>> START

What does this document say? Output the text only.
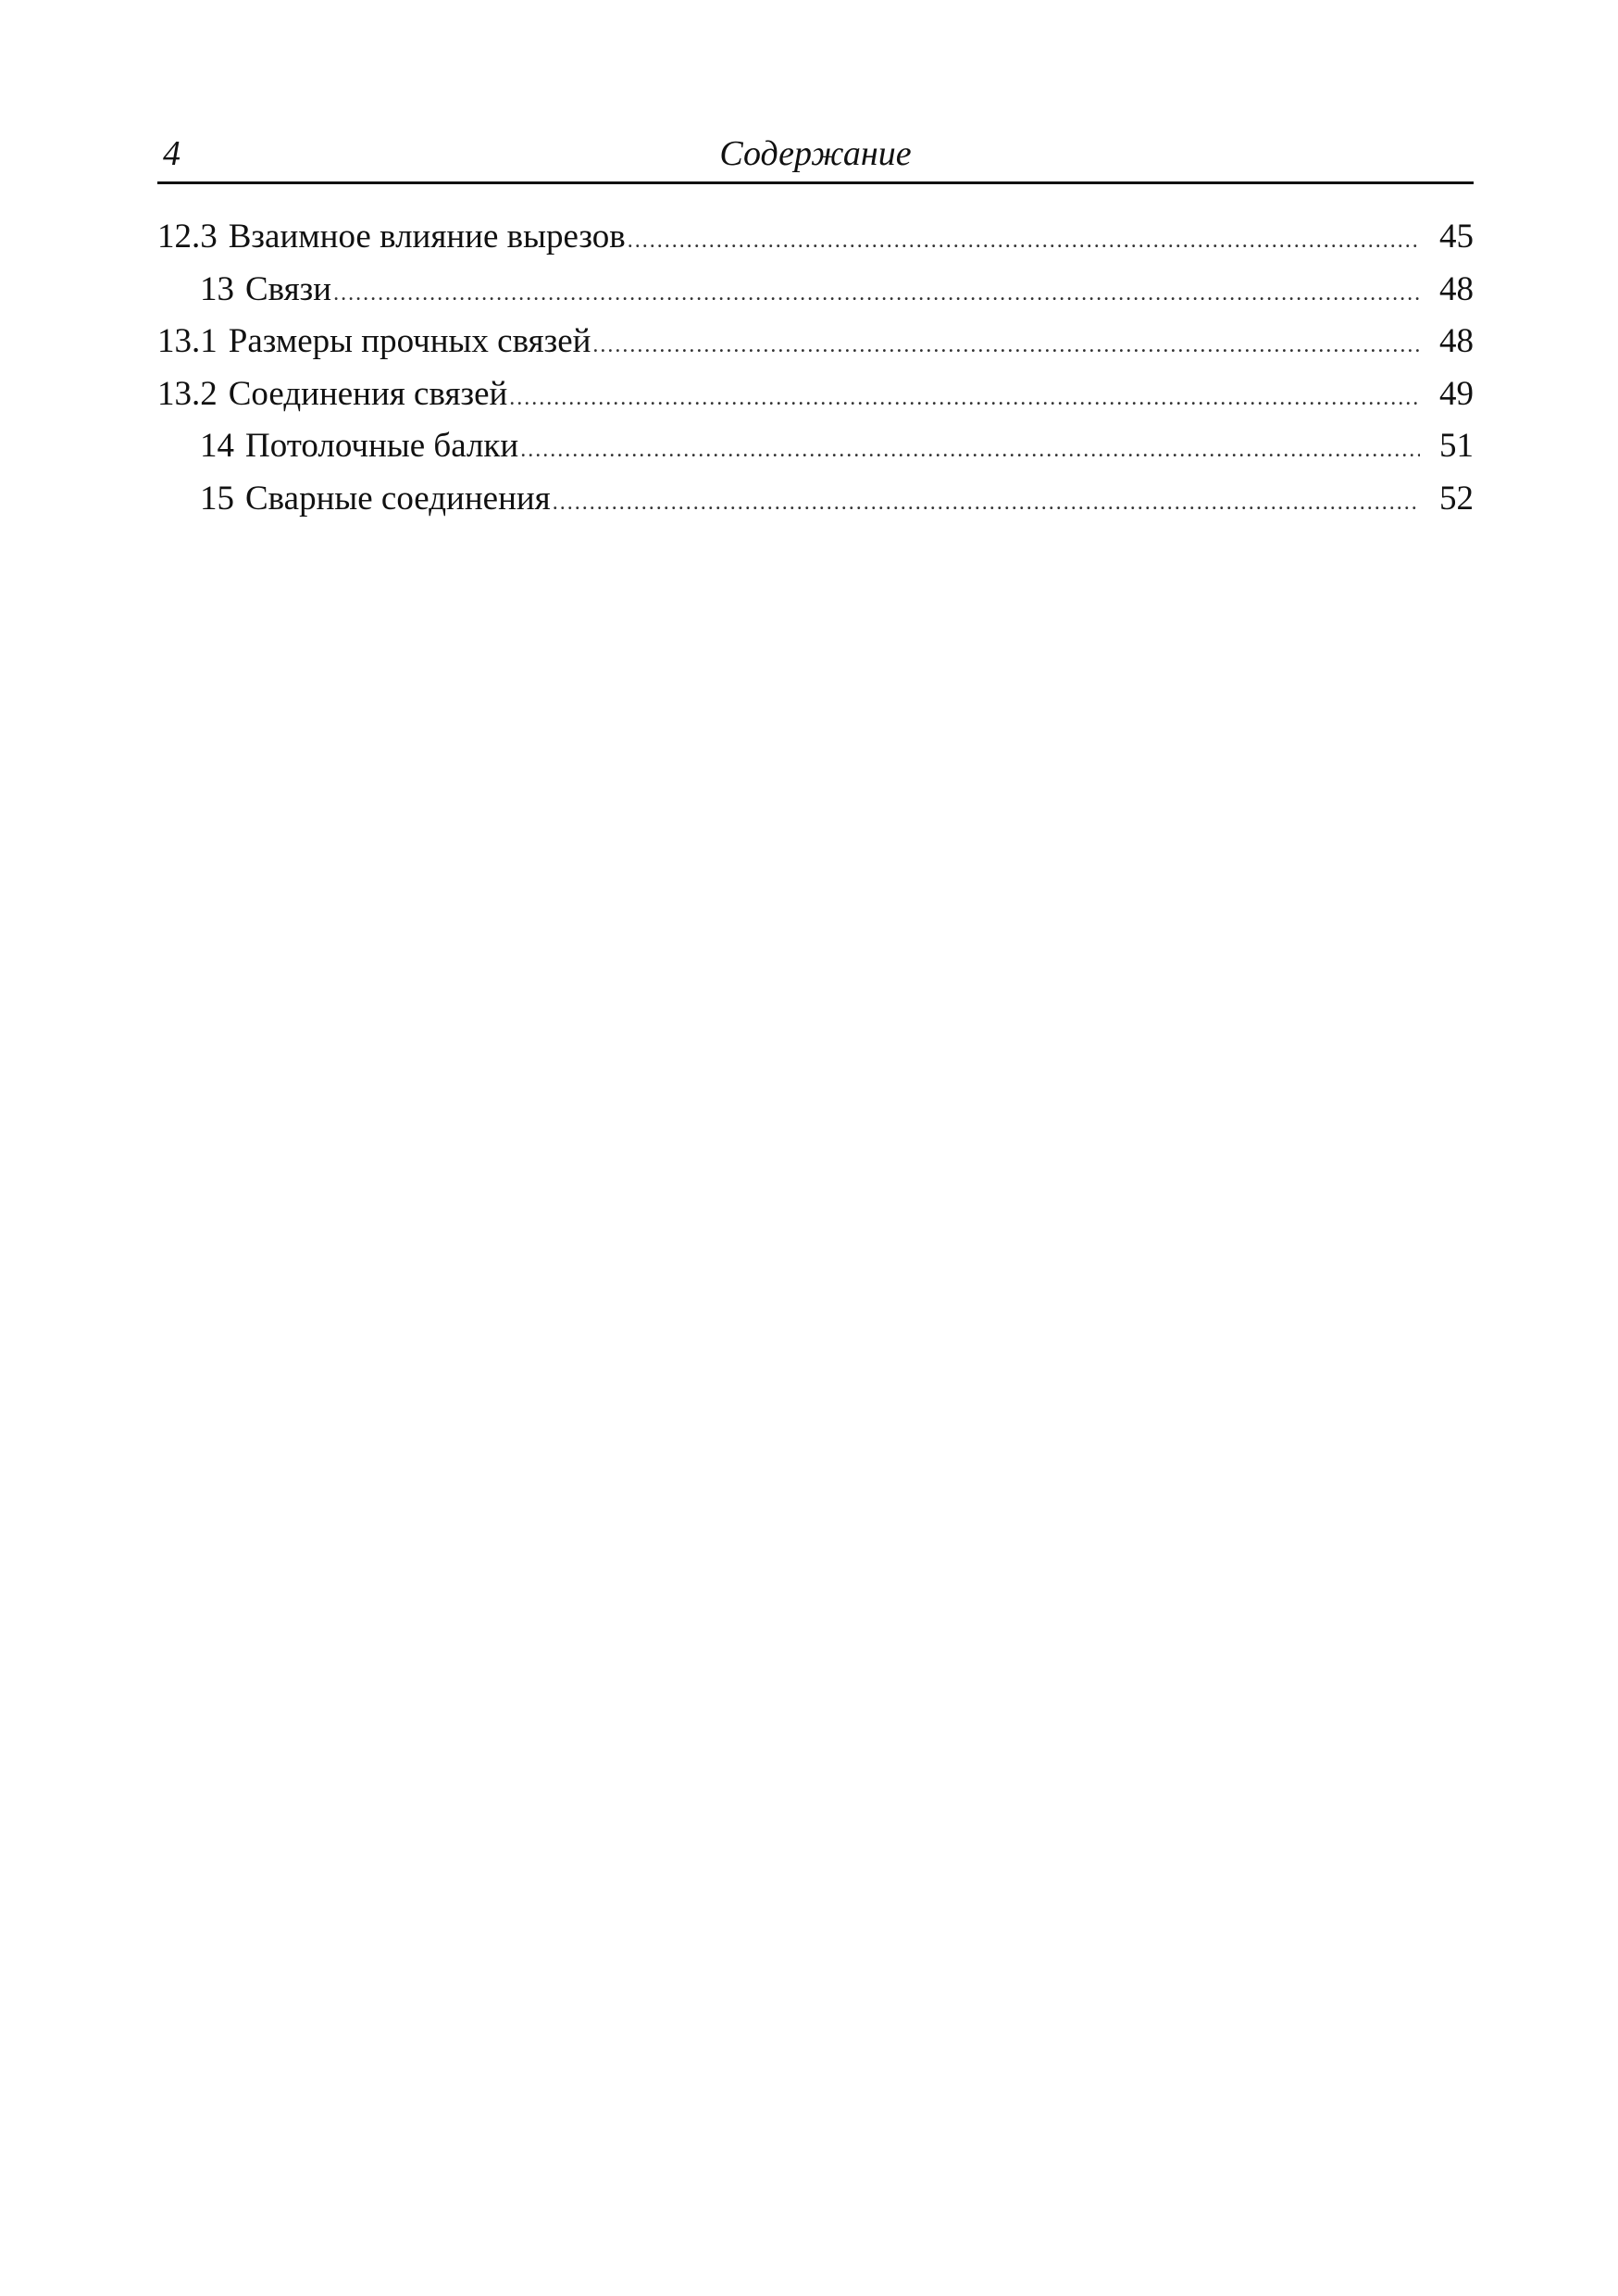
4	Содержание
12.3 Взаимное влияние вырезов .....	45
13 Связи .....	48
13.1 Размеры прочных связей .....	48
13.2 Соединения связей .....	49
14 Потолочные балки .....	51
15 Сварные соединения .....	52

>> END

◆ Exercise aim ◆
Leave out the pictures and repeat everything else in the records exactly.

◆ Answer for this exercise ◆
What does this document say? Output the text only.
4	Содержание
12.3 Взаимное влияние вырезов .....	45
13 Связи .....	48
13.1 Размеры прочных связей .....	48
13.2 Соединения связей .....	49
14 Потолочные балки .....	51
15 Сварные соединения .....	52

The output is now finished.